## Provided passage
□ □ □ □ □ □ □

An efficient algorithm for time-dependent failure credibility by combining adaptive single-loop Kriging model with fuzzy simulation

Abstract

The time-dependent failure credibility (TDFC) can reasonably measure the safety level of the time-dependent structure under the fuzzy uncertainty, but the direct optimization algorithm to estimate the TDFC requires large computational cost and even results in locally optimal solutions. Therefore, an efficient method is proposed for estimating the TDFC by combining the fuzzy simulation and the single-loop Kriging model. In the proposed method, fuzzy inverse transformation theorem is firstly used to transform the estimation of the TDFC into a sample classification problem, in which the candidate sample pool generated by fuzzy simulation (FS) is classified into the failure group and the safety one. For improving the efficiency of the classification, a Kriging model is adaptively trained by an elaborate U-learning function in the candidate sample pool. After the candidate sample is divided into the failure group and the safety one by the convergent Kriging model, the TDFC can be estimated as a byproduct easily. The innovation of the proposed method includes two aspects: establishing the idea of the fuzzy simulation combined with the single-loop Kriging model to estimate TDFC efficiently and robustly, and designing an elaborate U-learning function to improve the efficiency of training the single-loop Kriging model. The presented examples validate the efficiency of the proposed method under the acceptable precision.

Appendices

Appendix A Common membership functions

The following Table 9 lists several common membership functions which include the normal type, the logarithmic normal type and the Gaussian type, the triangular type, and the trapezoid type (Jia and Lu 2018).

□ □ □ □ □ □ □

## Supplied material
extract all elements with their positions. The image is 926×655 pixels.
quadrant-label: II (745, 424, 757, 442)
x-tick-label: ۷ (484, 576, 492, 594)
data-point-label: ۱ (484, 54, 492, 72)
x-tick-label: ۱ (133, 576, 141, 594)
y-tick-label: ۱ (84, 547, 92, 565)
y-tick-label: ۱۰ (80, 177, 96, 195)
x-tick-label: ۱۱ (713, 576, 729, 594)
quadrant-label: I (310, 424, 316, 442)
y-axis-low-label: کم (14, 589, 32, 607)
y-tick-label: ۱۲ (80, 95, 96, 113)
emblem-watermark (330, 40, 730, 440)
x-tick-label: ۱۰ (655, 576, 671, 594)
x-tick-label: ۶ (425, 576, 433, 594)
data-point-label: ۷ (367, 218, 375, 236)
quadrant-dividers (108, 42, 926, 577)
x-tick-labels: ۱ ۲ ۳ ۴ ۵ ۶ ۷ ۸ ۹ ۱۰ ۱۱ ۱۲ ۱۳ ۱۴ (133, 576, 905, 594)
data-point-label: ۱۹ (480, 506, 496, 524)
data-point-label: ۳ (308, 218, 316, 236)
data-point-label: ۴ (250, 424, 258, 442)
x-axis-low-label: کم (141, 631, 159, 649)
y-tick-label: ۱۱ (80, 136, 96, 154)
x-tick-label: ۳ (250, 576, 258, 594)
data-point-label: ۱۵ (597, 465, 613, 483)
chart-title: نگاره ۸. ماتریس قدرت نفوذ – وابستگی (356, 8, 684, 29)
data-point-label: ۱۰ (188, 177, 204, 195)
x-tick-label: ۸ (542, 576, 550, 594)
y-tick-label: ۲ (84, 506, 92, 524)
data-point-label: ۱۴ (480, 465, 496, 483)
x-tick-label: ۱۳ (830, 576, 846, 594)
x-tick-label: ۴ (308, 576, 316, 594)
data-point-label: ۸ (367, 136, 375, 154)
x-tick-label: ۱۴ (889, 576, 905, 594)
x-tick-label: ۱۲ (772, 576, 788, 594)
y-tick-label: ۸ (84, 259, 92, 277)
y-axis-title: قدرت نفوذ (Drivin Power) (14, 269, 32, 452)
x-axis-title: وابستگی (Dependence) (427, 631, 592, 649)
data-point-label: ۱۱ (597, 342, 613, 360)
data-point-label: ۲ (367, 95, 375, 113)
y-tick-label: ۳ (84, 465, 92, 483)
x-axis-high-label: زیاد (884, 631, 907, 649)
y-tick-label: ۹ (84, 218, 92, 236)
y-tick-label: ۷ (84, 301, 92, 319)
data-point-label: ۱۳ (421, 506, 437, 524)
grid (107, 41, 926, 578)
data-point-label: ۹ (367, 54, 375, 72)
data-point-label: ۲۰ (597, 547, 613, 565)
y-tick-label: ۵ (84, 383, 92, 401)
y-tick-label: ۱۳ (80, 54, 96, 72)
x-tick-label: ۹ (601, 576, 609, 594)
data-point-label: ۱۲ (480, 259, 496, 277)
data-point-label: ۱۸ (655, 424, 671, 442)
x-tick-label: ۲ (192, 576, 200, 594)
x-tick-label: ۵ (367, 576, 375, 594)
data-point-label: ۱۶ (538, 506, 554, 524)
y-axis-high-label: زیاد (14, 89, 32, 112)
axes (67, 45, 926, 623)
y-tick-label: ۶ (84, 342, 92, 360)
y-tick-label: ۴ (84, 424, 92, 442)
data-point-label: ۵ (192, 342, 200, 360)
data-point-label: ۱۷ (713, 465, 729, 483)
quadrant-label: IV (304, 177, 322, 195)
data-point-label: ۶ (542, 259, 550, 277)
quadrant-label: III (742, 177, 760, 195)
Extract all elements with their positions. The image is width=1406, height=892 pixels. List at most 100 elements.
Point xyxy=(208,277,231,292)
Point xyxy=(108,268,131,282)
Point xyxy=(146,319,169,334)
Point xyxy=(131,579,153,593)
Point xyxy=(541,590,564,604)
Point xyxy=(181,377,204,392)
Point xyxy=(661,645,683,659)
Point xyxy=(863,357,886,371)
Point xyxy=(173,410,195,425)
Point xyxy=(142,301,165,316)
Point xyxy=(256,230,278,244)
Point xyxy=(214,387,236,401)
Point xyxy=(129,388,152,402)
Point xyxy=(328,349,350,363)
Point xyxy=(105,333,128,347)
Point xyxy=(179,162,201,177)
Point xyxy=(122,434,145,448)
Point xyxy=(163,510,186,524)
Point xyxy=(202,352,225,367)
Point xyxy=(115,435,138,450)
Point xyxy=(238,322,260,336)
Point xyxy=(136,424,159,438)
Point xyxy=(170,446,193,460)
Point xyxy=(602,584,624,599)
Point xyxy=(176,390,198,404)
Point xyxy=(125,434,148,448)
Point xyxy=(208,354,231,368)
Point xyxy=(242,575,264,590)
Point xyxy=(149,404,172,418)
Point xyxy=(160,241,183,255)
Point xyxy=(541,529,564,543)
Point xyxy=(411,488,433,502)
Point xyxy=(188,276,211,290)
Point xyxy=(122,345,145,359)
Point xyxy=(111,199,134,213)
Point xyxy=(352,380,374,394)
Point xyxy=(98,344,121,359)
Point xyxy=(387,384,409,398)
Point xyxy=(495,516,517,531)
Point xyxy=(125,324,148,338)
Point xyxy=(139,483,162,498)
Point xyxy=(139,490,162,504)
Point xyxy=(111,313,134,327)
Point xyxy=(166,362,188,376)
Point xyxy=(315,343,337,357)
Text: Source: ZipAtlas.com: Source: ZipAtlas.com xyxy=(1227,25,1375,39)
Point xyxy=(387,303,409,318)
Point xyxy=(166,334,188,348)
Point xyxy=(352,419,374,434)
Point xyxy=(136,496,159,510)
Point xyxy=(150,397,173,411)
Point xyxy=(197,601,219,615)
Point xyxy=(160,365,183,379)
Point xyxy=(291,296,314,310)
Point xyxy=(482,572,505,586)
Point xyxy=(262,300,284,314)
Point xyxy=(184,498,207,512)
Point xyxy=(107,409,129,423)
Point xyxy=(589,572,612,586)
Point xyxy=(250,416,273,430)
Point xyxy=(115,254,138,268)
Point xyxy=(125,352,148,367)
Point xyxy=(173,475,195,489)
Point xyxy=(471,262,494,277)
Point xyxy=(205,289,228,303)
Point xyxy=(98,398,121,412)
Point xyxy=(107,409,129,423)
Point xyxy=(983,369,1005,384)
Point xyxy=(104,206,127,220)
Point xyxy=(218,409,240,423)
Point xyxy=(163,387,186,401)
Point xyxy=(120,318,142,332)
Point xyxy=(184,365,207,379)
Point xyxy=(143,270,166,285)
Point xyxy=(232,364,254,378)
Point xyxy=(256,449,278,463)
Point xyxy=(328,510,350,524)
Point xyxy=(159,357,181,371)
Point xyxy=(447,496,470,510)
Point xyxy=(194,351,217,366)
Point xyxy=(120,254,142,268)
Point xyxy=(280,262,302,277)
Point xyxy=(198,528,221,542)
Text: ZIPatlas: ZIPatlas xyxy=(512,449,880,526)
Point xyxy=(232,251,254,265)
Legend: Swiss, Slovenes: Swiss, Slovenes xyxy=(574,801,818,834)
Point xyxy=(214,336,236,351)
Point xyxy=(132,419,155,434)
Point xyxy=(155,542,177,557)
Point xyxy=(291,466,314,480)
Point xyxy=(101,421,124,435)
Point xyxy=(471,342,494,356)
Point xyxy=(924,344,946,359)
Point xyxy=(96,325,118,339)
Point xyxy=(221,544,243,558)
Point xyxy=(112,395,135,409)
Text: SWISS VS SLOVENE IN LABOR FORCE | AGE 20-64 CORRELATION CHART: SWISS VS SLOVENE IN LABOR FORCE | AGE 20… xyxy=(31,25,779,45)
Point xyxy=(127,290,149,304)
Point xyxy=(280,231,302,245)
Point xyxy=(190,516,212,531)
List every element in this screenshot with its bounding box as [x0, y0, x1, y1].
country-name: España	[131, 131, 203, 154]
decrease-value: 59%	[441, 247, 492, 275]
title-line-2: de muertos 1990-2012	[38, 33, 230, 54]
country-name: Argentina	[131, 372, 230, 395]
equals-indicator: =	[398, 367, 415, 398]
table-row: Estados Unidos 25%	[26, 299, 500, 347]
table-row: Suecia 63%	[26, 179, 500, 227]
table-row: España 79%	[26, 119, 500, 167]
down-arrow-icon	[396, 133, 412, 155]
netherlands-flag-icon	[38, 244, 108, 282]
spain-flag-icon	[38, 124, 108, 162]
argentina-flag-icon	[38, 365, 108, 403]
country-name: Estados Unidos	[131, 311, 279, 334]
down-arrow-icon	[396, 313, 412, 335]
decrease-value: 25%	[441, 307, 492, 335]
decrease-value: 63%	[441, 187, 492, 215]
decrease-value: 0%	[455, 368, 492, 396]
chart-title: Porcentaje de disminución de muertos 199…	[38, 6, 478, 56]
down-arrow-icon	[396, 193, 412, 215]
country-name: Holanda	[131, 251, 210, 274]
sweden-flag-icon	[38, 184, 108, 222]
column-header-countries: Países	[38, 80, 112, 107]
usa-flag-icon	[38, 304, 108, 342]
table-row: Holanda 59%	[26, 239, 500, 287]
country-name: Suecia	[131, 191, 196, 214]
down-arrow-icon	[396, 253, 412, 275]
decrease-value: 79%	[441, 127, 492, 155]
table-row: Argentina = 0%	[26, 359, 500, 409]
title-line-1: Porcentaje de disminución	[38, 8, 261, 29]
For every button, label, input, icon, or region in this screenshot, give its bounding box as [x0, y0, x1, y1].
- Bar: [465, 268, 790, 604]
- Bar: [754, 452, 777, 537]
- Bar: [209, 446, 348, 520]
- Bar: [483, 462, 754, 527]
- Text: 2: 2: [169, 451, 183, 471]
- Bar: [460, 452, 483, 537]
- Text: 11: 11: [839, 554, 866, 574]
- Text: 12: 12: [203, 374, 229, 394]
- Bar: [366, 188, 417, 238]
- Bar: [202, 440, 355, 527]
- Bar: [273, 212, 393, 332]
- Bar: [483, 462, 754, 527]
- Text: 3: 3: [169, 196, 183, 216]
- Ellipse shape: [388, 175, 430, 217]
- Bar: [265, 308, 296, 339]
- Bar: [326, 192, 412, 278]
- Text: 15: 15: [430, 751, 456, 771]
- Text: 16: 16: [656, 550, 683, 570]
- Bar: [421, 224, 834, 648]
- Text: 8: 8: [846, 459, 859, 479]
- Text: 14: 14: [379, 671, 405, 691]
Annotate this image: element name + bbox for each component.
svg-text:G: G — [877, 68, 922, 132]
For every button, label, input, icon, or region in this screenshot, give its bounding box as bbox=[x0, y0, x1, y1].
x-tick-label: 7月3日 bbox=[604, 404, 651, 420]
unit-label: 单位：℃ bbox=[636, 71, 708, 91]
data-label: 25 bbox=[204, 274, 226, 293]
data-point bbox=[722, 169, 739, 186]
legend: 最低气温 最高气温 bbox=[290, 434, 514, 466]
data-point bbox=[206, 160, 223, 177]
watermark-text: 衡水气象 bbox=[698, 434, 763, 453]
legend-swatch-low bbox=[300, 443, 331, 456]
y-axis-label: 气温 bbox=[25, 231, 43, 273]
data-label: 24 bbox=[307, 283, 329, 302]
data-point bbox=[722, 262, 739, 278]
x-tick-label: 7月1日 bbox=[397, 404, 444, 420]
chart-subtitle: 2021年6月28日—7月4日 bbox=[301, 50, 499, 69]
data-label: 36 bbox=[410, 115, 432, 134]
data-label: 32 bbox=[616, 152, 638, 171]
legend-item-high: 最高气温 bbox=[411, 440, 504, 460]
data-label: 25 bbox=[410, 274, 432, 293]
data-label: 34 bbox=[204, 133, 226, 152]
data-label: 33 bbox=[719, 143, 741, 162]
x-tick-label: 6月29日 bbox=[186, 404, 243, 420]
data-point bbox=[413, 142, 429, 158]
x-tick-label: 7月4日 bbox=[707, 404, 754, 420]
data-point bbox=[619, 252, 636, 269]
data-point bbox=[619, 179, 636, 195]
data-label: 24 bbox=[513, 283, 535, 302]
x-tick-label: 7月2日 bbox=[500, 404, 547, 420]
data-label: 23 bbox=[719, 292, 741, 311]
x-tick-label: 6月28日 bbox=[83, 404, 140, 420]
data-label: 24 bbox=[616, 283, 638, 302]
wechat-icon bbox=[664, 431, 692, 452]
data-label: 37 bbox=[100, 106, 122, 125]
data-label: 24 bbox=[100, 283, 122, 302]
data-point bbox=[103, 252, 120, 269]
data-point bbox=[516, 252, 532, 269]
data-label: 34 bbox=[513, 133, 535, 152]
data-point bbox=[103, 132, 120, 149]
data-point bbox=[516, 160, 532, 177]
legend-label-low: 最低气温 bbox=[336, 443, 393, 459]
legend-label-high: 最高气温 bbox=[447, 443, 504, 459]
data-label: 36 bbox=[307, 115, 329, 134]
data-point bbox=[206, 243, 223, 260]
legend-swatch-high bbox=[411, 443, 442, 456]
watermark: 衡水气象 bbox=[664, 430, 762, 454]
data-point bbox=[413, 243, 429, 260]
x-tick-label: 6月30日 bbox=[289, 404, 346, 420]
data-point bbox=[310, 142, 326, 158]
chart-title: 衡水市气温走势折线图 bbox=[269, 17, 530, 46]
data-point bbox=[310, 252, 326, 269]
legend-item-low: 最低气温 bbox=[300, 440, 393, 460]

□ □ □ □ □ □ □

## Problems and tasks
1. Name each type of membership function that the failure credibility passage lists.
2. Please output a section of the failure credibility passage word for word, beginning at the words "Appendix A Common" and stopping after "and Lu 2018).".
The material above was taken from a separate source.

## Answers
1. The normal type, the logarithmic normal type, the Gaussian type, the triangular type, and the trapezoid type.

2.
Appendix A Common membership functions

The following Table 9 lists several common membership functions which include the normal type, the logarithmic normal type and the Gaussian type, the triangular type, and the trapezoid type (Jia and Lu 2018).